[SELECTED EXTRACT Boundary: Start]

- Location: Northampton, England
- Date: 16 January 2015
- Target: Jon James Casey
- Weapon: Knife
- Perpetrator: Waijs Dahir
- Motive: Fight Escalation

= Murder of Jon James Casey =

2015 stabbing in Northampton, England

On 16 January 2015, Jon Casey, a 35-year-old father of two, was fatally stabbed in Northampton, England after an altercation. He suffered stab wounds to the chest and died in hospital that evening. The suspect, Waijs Dahir, is believed to have fled the country after the incident, and a £35,000 reward remains for any information given that leads to his capture.

== Background ==
Jon James Casey was born in 1979 or 1980 to Siobhan Bowe and Stephen Casey. He was a father of two at the time and had been living in the Barrack Road / Kingsthorpe area at the time of the incident. Around the same time the suspect, Waijs Dahir, who was 21, attended the University of Northampton, and had been living on Semilong Road, Northampton, with Fatiat Braimoh. He was originally from Coventry. He had no prior offences and there was no indication of any prior motive that may have contributed to the attack.

== Attack ==
On the morning of 16 January 2015, Casey left the house at around 8 am, and was expected to be back home in the afternoon after he had picked his step-daughter up from school. Casey had been in Northampton close to the Lazeez restaurant, shortly before 5.30 pm, and became involved in an altercation with the suspect, as one witness who was at a Co-op cash machine nearby saw one male (Casey) gesturing "come on" to another male (Dahir). As one witness described the incident, "The black guy was punching the white guy with the black object in his hand. Punches to the face, using the black object as a grip to punch with. "The black guy would not leave him alone, he was constantly on him, punching the white guy. "He [Casey] wanted to get away, he was keeping his head down, terrified. He was keeping his head down to protect himself. He was taking a lot of punishment."

Following this Casey abruptly swung at Dahir, after which Dahir claimed he was "getting a tool", according to the witness. Two minutes later, the witness saw the male come back out of his front door on Semilong Road, which made him 'concerned' given the previous comment about "getting a tool". The "tool" turned out to be a large knife, described by a second witness as a "black object" that looked like a "handle of a knife, like a steak knife but bigger". Casey was then stabbed three times with the weapon, after which Dahir fled the scene. Casey was rushed to hospital after which he died of his injuries at Northampton General Hospital later that evening at around 6.20 pm.

[SELECTED EXTRACT Boundary: End]
[RECORD EXTRACTS Boundary: Start]

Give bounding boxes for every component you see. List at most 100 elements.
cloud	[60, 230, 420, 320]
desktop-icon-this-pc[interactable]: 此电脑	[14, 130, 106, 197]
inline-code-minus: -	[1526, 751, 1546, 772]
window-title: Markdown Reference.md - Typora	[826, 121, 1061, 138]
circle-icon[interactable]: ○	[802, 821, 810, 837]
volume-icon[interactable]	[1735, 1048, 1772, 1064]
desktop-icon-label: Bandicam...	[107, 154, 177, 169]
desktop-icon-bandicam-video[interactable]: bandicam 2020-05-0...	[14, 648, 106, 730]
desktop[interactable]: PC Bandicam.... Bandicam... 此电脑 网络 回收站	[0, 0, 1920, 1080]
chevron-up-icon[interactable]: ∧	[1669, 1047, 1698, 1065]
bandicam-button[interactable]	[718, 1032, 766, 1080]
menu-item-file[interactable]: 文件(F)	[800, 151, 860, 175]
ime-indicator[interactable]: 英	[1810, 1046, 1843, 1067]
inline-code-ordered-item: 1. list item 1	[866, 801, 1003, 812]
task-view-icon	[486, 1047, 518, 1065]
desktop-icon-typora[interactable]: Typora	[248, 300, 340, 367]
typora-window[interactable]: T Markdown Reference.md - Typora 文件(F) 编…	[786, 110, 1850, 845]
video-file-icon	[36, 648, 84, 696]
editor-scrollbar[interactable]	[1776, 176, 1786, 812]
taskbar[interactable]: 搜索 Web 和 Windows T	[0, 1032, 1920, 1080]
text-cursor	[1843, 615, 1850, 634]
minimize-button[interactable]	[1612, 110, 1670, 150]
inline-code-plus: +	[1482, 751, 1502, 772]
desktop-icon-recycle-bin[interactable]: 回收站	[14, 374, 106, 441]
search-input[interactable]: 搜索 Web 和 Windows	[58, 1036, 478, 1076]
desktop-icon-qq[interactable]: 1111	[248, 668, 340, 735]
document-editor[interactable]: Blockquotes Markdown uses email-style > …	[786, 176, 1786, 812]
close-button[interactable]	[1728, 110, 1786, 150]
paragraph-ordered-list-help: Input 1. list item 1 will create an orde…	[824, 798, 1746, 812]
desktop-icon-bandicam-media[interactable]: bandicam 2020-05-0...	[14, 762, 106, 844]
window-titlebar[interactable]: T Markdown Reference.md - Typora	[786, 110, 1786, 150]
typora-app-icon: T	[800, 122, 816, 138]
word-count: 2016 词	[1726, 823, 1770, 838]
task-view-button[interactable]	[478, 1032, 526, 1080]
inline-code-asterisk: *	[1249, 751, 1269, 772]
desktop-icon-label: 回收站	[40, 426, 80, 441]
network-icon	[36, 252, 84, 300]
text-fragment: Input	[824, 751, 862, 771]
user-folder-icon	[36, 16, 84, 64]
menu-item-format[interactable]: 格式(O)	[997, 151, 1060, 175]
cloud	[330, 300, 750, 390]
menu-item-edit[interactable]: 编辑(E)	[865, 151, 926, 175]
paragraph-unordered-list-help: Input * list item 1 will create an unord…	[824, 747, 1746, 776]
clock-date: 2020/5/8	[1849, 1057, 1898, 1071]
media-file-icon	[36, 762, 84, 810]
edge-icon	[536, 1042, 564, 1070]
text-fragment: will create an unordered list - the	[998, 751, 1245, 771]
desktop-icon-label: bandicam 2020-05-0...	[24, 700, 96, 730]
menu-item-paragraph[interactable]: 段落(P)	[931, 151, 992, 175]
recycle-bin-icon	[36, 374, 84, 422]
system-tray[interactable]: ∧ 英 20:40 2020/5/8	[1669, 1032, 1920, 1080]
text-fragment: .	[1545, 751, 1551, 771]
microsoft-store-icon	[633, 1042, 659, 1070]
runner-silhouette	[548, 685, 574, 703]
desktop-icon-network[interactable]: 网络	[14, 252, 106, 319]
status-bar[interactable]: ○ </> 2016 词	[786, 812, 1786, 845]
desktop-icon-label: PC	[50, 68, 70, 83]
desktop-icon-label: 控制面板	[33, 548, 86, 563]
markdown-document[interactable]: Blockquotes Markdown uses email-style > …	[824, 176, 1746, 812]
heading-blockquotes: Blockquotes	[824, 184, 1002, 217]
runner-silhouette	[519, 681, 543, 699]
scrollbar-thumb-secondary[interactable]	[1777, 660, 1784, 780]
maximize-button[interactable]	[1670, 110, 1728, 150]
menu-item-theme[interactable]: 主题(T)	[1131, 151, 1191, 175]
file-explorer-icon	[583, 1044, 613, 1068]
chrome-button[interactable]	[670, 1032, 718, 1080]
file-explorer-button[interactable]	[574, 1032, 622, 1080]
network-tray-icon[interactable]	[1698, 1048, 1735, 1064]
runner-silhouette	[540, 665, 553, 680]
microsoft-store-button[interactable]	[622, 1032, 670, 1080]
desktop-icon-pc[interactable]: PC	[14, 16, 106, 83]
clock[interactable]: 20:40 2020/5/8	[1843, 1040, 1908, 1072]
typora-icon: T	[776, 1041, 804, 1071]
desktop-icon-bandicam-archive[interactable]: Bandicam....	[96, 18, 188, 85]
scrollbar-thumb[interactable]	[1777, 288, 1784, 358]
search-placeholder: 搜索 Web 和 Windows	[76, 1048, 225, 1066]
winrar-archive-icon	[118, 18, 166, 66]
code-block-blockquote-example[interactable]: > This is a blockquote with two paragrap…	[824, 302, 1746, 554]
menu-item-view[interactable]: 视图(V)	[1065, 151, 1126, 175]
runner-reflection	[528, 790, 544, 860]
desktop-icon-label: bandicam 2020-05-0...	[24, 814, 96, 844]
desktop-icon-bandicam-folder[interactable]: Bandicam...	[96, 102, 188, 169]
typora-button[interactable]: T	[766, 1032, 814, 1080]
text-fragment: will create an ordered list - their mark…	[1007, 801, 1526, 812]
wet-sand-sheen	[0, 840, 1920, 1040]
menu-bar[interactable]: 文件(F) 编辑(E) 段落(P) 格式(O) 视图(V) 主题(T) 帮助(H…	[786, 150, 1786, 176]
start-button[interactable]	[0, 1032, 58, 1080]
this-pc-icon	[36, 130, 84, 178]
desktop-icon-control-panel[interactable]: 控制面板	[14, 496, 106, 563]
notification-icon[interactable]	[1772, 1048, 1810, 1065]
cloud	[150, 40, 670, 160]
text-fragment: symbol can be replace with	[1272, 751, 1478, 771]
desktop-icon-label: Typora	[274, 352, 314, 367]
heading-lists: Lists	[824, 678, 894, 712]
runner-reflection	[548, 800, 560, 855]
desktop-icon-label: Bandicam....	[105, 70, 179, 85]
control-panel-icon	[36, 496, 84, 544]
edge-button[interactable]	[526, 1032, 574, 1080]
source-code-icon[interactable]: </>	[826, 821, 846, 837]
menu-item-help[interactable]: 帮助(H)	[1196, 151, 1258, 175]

[RECORD EXTRACTS Boundary: End]

*EXERCISE:*
Revise the passage of the Jon James Casey article starting with "Following this Casey" and going on through "around 6.20 pm.", putting "suddenly" in place of "abruptly". Rely only on the Jon James Casey article for this work.

*TASK OUTPUT:*
Following this Casey suddenly swung at Dahir, after which Dahir claimed he was "getting a tool", according to the witness. Two minutes later, the witness saw the male come back out of his front door on Semilong Road, which made him 'concerned' given the previous comment about "getting a tool". The "tool" turned out to be a large knife, described by a second witness as a "black object" that looked like a "handle of a knife, like a steak knife but bigger". Casey was then stabbed three times with the weapon, after which Dahir fled the scene. Casey was rushed to hospital after which he died of his injuries at Northampton General Hospital later that evening at around 6.20 pm.